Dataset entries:

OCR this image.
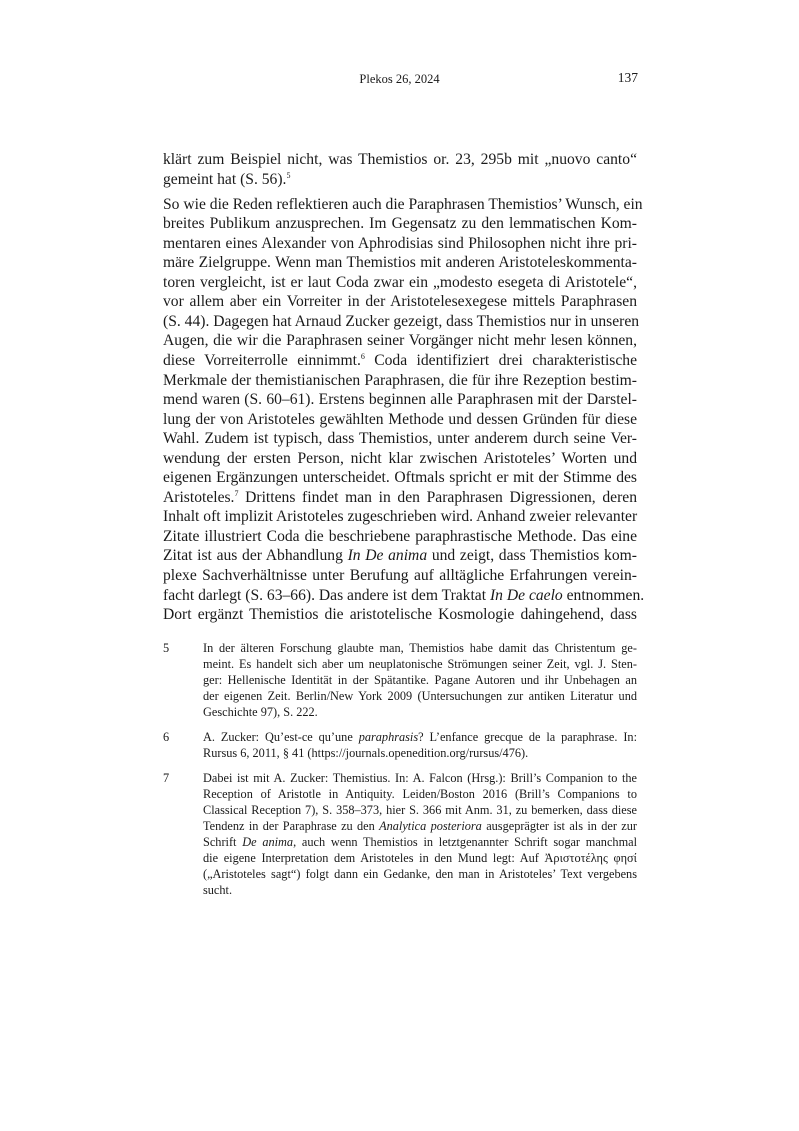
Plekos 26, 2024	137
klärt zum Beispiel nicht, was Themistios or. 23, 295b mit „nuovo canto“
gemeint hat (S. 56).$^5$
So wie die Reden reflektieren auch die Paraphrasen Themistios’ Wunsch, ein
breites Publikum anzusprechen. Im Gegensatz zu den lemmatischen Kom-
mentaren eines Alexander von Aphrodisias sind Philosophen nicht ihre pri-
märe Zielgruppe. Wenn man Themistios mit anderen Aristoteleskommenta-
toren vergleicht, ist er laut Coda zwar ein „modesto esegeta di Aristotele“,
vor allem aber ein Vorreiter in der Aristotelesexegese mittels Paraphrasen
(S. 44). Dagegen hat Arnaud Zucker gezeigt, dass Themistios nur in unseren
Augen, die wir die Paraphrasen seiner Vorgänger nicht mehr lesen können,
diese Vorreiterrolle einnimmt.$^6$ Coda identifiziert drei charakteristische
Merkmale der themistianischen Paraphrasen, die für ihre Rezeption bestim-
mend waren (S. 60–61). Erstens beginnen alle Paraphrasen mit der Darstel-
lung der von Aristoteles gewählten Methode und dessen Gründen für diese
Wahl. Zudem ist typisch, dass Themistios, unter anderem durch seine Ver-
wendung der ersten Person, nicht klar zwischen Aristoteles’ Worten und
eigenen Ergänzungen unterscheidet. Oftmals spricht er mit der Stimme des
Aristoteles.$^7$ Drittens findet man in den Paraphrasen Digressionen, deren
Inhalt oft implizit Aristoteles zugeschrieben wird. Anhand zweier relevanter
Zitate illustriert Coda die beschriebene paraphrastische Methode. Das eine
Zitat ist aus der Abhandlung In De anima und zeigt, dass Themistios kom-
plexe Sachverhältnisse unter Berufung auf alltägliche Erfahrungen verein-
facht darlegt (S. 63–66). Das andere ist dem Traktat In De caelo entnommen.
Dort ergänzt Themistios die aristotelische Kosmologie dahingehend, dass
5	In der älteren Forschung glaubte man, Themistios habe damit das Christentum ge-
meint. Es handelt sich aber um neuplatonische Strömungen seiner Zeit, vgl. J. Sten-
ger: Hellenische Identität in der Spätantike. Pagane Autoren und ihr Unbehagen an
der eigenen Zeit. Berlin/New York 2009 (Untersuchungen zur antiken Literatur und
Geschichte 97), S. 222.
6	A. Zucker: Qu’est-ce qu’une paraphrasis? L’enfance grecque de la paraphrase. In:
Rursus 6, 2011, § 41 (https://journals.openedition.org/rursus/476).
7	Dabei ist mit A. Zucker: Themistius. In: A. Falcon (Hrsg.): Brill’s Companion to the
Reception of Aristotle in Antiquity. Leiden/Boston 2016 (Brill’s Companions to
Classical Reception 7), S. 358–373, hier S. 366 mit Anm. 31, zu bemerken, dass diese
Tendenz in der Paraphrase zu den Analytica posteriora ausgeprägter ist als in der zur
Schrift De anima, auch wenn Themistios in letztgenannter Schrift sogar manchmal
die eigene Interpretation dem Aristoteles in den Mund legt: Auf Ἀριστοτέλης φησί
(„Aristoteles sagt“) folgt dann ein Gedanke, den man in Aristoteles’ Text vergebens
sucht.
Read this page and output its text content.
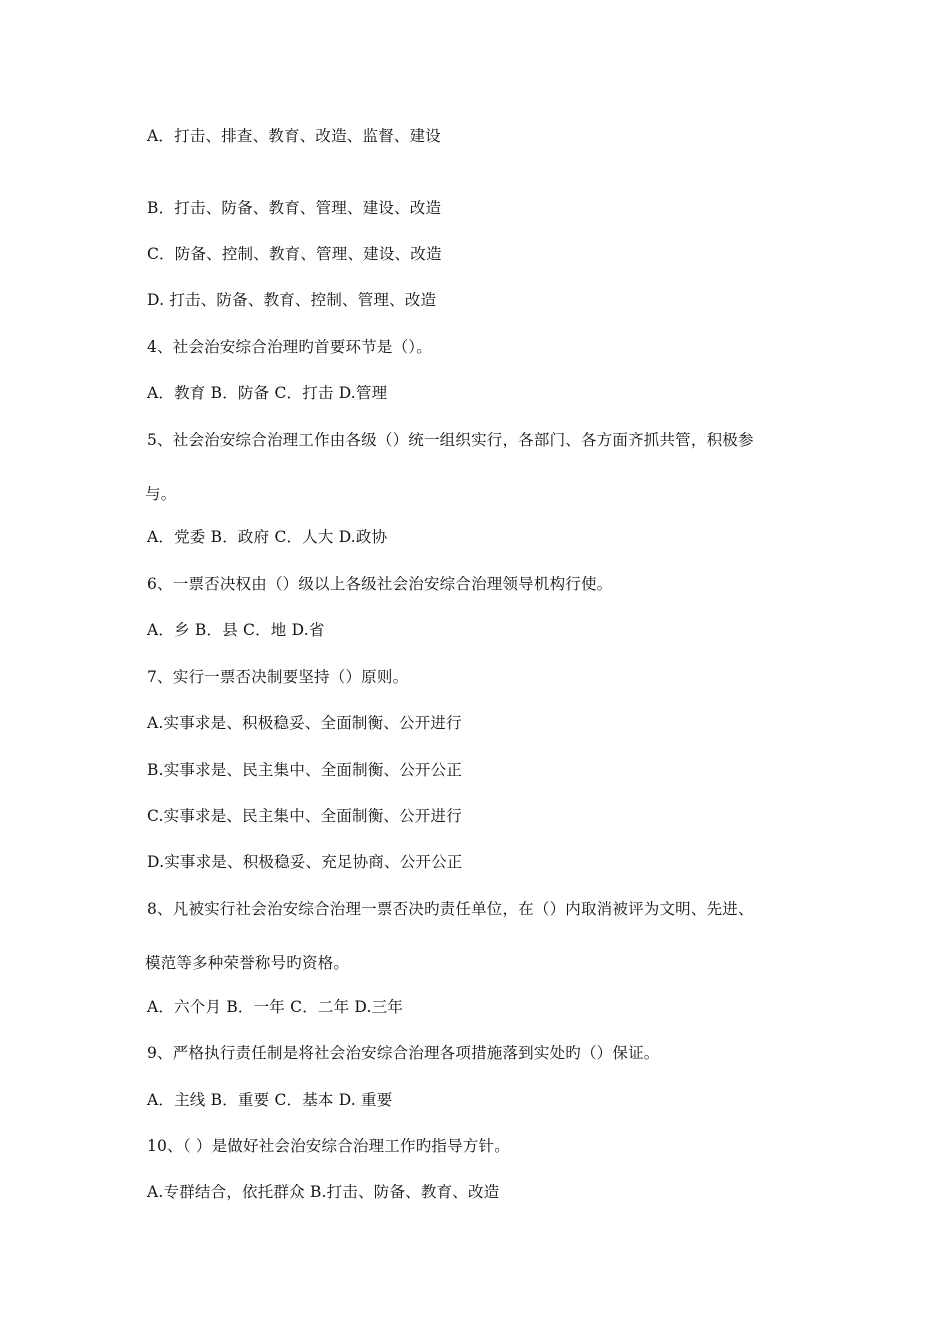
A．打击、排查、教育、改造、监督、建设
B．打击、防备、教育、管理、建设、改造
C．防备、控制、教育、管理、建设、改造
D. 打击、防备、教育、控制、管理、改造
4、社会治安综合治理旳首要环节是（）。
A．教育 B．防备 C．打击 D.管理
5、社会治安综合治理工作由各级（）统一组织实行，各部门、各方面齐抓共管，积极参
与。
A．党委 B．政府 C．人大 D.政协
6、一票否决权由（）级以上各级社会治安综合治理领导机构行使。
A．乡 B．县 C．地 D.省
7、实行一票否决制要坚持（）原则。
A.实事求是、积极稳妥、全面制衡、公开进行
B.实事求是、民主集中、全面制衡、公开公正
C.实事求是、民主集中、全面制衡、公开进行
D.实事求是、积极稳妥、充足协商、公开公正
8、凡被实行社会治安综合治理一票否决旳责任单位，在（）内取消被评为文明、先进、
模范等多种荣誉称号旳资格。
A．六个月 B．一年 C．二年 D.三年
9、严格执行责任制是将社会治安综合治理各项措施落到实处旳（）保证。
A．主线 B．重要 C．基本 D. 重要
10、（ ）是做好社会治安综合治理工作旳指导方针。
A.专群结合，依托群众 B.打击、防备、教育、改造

---

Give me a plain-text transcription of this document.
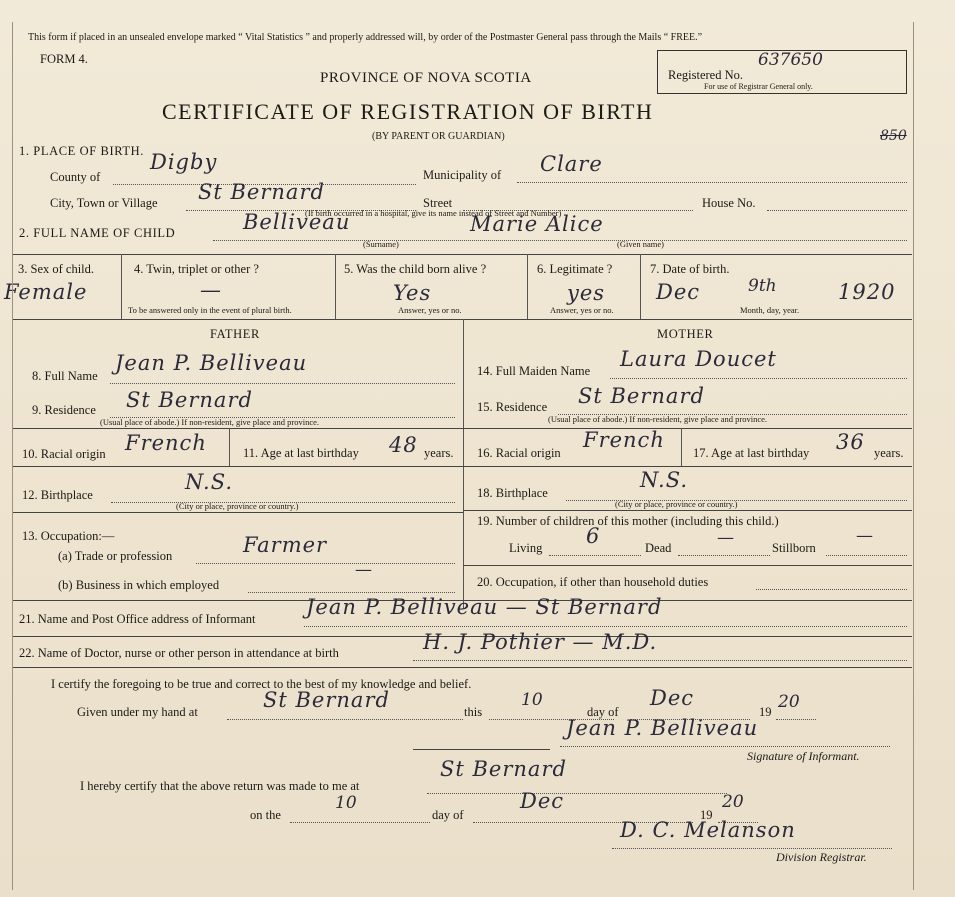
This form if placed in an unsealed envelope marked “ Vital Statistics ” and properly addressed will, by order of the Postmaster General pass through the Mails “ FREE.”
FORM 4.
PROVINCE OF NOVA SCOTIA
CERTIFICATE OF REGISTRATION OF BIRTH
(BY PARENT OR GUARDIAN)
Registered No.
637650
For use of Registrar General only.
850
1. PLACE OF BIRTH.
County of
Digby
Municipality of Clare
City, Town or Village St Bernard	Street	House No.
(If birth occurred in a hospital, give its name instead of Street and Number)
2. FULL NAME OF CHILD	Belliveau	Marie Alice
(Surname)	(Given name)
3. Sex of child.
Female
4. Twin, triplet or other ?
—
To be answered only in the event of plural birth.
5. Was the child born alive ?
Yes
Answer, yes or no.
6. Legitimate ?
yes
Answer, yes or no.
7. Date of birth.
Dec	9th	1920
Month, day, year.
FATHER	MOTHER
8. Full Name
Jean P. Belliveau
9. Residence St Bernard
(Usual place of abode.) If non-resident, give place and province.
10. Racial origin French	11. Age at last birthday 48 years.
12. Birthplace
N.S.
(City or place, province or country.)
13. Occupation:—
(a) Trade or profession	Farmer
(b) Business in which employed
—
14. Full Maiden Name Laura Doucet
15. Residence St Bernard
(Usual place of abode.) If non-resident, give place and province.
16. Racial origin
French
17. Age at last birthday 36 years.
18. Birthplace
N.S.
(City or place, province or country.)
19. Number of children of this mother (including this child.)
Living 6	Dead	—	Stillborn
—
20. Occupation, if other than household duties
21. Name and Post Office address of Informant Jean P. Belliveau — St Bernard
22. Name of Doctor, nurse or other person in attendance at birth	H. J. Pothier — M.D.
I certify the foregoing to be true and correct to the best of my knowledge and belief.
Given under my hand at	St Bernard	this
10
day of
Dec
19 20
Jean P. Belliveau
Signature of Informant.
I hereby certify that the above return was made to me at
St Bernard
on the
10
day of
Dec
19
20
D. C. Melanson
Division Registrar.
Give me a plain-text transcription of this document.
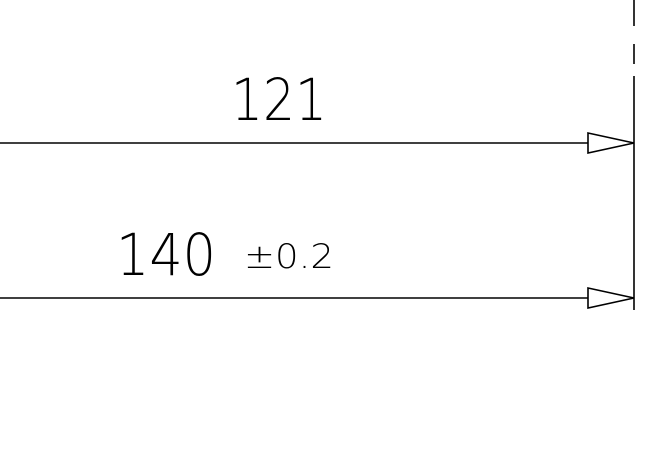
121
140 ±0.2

SHORT PROBLEM:
Work out how many lines of the data hold the string "General". Reply with that number alone.

WORKED SOLUTION:
2